[Source material]:
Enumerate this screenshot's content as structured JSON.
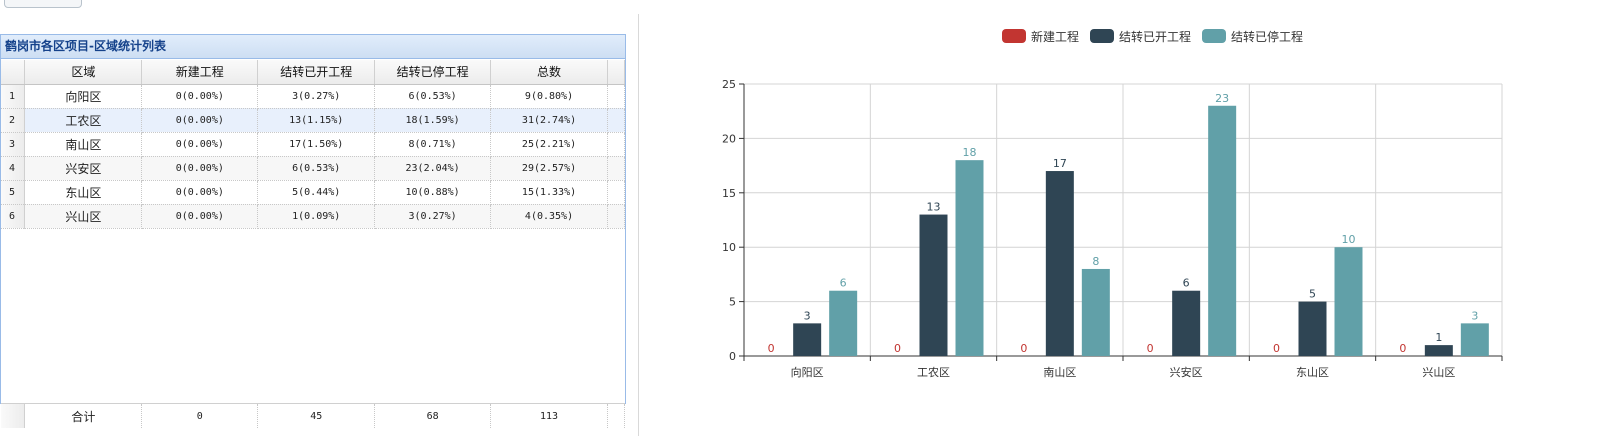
{
  "panel": {
    "title": "鹤岗市各区项目-区域统计列表",
    "columns": [
      "区域",
      "新建工程",
      "结转已开工程",
      "结转已停工程",
      "总数"
    ],
    "rows": [
      {
        "no": "1",
        "region": "向阳区",
        "new": "0(0.00%)",
        "open": "3(0.27%)",
        "stopped": "6(0.53%)",
        "total": "9(0.80%)"
      },
      {
        "no": "2",
        "region": "工农区",
        "new": "0(0.00%)",
        "open": "13(1.15%)",
        "stopped": "18(1.59%)",
        "total": "31(2.74%)"
      },
      {
        "no": "3",
        "region": "南山区",
        "new": "0(0.00%)",
        "open": "17(1.50%)",
        "stopped": "8(0.71%)",
        "total": "25(2.21%)"
      },
      {
        "no": "4",
        "region": "兴安区",
        "new": "0(0.00%)",
        "open": "6(0.53%)",
        "stopped": "23(2.04%)",
        "total": "29(2.57%)"
      },
      {
        "no": "5",
        "region": "东山区",
        "new": "0(0.00%)",
        "open": "5(0.44%)",
        "stopped": "10(0.88%)",
        "total": "15(1.33%)"
      },
      {
        "no": "6",
        "region": "兴山区",
        "new": "0(0.00%)",
        "open": "1(0.09%)",
        "stopped": "3(0.27%)",
        "total": "4(0.35%)"
      }
    ],
    "summary": {
      "label": "合计",
      "new": "0",
      "open": "45",
      "stopped": "68",
      "total": "113"
    }
  },
  "chart_data": {
    "type": "bar",
    "categories": [
      "向阳区",
      "工农区",
      "南山区",
      "兴安区",
      "东山区",
      "兴山区"
    ],
    "series": [
      {
        "name": "新建工程",
        "color": "#c23531",
        "values": [
          0,
          0,
          0,
          0,
          0,
          0
        ]
      },
      {
        "name": "结转已开工程",
        "color": "#2f4554",
        "values": [
          3,
          13,
          17,
          6,
          5,
          1
        ]
      },
      {
        "name": "结转已停工程",
        "color": "#61a0a8",
        "values": [
          6,
          18,
          8,
          23,
          10,
          3
        ]
      }
    ],
    "ylim": [
      0,
      25
    ],
    "yticks": [
      0,
      5,
      10,
      15,
      20,
      25
    ],
    "grid": true,
    "legend_position": "top-center",
    "data_labels": true
  }
}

[The task]: Make an exact copy of every record, pictures excluded.

[Task result]:
Enumerate this screenshot's content as structured JSON.
{
  "panel": {
    "title": "鹤岗市各区项目-区域统计列表",
    "columns": [
      "区域",
      "新建工程",
      "结转已开工程",
      "结转已停工程",
      "总数"
    ],
    "rows": [
      {
        "no": "1",
        "region": "向阳区",
        "new": "0(0.00%)",
        "open": "3(0.27%)",
        "stopped": "6(0.53%)",
        "total": "9(0.80%)"
      },
      {
        "no": "2",
        "region": "工农区",
        "new": "0(0.00%)",
        "open": "13(1.15%)",
        "stopped": "18(1.59%)",
        "total": "31(2.74%)"
      },
      {
        "no": "3",
        "region": "南山区",
        "new": "0(0.00%)",
        "open": "17(1.50%)",
        "stopped": "8(0.71%)",
        "total": "25(2.21%)"
      },
      {
        "no": "4",
        "region": "兴安区",
        "new": "0(0.00%)",
        "open": "6(0.53%)",
        "stopped": "23(2.04%)",
        "total": "29(2.57%)"
      },
      {
        "no": "5",
        "region": "东山区",
        "new": "0(0.00%)",
        "open": "5(0.44%)",
        "stopped": "10(0.88%)",
        "total": "15(1.33%)"
      },
      {
        "no": "6",
        "region": "兴山区",
        "new": "0(0.00%)",
        "open": "1(0.09%)",
        "stopped": "3(0.27%)",
        "total": "4(0.35%)"
      }
    ],
    "summary": {
      "label": "合计",
      "new": "0",
      "open": "45",
      "stopped": "68",
      "total": "113"
    }
  },
  "chart_data": {
    "type": "bar",
    "categories": [
      "向阳区",
      "工农区",
      "南山区",
      "兴安区",
      "东山区",
      "兴山区"
    ],
    "series": [
      {
        "name": "新建工程",
        "color": "#c23531",
        "values": [
          0,
          0,
          0,
          0,
          0,
          0
        ]
      },
      {
        "name": "结转已开工程",
        "color": "#2f4554",
        "values": [
          3,
          13,
          17,
          6,
          5,
          1
        ]
      },
      {
        "name": "结转已停工程",
        "color": "#61a0a8",
        "values": [
          6,
          18,
          8,
          23,
          10,
          3
        ]
      }
    ],
    "ylim": [
      0,
      25
    ],
    "yticks": [
      0,
      5,
      10,
      15,
      20,
      25
    ],
    "grid": true,
    "legend_position": "top-center",
    "data_labels": true
  }
}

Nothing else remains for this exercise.